Exercise requirements: Copy, from the entries below, each line in which the string "عمرو" appears.

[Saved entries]

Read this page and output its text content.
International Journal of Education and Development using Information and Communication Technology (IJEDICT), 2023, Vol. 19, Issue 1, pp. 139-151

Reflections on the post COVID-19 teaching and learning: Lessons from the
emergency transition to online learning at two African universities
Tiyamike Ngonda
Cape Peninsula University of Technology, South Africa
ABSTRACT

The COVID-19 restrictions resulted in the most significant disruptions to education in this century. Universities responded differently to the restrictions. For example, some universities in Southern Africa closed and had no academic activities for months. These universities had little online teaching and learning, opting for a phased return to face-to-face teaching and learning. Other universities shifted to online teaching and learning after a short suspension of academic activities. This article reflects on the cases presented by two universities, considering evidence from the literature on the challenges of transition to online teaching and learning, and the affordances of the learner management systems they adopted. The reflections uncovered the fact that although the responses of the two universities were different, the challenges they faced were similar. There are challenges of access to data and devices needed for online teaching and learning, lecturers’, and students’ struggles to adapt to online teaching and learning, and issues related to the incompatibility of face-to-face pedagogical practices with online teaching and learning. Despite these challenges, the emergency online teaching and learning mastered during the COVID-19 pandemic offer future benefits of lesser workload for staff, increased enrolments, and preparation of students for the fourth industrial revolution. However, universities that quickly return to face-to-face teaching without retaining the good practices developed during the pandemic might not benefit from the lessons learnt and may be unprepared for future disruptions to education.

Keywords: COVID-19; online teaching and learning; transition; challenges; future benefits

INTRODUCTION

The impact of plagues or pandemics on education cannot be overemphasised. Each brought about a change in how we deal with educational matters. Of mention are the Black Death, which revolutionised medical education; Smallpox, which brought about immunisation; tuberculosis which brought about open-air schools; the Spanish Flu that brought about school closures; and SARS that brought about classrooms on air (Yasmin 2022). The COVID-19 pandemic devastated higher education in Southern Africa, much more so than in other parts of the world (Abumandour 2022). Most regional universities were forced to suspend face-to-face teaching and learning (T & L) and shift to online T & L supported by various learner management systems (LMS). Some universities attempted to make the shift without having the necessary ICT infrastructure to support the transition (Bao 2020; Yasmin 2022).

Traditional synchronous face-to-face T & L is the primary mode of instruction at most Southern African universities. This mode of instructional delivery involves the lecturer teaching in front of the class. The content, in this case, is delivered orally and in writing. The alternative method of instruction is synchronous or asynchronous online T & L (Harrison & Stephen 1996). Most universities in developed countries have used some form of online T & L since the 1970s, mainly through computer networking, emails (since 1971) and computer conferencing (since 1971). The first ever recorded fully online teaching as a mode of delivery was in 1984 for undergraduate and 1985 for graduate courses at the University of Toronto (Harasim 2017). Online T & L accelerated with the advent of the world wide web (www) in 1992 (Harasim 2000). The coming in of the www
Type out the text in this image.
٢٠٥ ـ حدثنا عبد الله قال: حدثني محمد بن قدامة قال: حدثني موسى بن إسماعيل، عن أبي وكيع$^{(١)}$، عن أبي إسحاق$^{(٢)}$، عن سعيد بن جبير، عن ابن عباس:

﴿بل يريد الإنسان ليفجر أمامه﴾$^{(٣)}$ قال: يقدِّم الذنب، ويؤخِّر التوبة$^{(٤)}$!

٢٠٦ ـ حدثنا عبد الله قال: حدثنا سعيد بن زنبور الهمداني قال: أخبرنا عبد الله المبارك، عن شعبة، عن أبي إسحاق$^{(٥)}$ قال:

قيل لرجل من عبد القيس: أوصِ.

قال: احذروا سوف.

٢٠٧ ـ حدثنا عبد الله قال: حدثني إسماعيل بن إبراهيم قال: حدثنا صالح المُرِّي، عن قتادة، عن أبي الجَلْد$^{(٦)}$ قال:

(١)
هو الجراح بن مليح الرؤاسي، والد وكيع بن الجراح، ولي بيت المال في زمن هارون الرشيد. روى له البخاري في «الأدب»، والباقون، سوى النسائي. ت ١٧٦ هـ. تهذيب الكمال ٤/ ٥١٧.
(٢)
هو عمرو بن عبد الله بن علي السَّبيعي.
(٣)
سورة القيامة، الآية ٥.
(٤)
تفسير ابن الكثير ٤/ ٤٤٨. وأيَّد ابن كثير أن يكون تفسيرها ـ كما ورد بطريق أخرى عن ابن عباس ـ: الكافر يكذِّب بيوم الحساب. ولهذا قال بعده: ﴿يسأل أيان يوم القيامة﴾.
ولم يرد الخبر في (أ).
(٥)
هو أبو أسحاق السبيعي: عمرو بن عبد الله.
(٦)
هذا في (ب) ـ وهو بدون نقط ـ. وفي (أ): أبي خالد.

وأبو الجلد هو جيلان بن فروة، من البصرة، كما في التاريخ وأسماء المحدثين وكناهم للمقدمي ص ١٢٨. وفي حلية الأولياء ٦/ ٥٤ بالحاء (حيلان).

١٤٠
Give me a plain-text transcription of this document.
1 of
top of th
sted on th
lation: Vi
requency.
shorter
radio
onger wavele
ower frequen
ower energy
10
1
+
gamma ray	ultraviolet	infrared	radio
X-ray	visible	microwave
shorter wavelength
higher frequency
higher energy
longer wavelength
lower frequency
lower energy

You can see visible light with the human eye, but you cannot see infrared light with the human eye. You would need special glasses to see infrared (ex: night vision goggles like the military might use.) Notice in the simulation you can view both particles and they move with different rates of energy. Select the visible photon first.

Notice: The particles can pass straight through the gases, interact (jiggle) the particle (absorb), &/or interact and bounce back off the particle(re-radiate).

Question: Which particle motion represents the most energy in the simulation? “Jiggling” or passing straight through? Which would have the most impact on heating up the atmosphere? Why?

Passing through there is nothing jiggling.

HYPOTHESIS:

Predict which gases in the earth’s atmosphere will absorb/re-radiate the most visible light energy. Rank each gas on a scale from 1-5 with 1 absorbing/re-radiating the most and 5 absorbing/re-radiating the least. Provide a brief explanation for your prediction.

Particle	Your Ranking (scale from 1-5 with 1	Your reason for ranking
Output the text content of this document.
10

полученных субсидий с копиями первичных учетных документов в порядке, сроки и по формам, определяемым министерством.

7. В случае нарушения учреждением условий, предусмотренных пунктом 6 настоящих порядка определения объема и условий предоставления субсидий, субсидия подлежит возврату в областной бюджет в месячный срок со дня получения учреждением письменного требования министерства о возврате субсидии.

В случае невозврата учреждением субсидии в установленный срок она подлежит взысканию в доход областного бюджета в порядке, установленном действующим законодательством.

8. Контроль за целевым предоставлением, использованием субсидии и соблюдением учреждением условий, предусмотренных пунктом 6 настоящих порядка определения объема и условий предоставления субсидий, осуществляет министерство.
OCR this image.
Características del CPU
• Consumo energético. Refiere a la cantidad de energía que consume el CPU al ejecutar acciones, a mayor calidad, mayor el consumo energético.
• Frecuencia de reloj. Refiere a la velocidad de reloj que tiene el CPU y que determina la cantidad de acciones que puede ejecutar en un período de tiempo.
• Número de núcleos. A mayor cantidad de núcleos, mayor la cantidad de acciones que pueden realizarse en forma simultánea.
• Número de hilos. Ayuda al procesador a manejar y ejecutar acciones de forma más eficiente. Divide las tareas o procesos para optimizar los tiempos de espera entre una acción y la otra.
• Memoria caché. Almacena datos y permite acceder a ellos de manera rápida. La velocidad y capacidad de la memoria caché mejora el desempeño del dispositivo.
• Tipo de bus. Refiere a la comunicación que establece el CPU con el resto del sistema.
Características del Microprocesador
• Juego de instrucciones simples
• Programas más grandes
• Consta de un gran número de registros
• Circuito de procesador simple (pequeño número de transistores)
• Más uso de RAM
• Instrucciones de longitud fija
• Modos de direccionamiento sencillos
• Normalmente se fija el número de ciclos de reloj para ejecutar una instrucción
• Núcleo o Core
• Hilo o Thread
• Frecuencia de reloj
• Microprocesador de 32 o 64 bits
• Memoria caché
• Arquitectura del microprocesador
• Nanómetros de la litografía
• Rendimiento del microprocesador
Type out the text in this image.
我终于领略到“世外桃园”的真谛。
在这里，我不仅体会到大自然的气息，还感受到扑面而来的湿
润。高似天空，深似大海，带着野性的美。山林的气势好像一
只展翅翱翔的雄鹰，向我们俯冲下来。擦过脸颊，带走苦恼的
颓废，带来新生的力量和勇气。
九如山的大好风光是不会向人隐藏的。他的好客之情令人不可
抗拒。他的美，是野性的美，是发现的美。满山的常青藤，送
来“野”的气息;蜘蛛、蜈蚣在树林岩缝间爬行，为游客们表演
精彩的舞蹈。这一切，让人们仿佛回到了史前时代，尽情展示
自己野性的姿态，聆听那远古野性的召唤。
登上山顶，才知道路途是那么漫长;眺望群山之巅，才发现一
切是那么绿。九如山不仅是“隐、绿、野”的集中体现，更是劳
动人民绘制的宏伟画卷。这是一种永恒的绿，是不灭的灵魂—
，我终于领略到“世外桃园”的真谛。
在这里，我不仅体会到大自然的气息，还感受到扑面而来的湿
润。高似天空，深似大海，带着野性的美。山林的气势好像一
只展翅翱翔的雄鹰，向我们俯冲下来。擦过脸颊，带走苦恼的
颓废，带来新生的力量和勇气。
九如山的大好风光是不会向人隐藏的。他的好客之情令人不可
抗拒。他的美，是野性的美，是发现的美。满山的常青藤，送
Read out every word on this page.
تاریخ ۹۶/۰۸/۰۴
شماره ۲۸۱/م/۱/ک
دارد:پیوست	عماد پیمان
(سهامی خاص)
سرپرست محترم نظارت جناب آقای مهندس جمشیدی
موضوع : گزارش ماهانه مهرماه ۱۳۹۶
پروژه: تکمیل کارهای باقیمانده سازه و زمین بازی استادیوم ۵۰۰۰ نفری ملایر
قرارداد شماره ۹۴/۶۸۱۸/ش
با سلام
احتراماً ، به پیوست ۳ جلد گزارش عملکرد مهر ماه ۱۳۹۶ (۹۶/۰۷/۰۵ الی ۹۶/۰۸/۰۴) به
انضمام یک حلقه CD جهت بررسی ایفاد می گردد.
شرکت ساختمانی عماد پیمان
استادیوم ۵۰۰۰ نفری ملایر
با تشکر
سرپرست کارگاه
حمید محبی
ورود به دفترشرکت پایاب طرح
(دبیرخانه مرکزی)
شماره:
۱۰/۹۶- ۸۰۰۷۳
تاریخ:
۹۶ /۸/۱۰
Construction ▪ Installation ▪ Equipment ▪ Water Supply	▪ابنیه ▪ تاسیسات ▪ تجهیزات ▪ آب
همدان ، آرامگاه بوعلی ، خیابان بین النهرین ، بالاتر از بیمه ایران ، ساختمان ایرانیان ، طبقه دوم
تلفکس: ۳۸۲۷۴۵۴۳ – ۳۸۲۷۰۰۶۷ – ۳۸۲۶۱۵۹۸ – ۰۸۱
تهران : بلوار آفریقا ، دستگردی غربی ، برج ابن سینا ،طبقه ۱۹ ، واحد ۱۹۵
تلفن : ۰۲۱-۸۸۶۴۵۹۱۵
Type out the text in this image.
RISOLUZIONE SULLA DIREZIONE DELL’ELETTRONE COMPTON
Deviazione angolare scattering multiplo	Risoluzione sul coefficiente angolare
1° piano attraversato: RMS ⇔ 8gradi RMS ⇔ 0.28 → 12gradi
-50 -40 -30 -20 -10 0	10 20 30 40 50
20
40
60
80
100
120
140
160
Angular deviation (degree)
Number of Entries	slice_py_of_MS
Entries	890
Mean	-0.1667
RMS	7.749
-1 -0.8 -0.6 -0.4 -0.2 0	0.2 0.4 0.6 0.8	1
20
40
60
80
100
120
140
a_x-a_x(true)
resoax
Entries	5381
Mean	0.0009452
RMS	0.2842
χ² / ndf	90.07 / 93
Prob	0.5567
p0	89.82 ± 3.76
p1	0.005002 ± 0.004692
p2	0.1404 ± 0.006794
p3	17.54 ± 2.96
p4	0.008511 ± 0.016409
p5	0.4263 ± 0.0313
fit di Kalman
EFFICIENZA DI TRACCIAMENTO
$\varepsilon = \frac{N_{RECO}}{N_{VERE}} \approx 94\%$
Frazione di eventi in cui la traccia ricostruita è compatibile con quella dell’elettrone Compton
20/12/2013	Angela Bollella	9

Worked solution:
هو عمرو بن عبد الله بن علي السَّبيعي.
هو أبو أسحاق السبيعي: عمرو بن عبد الله.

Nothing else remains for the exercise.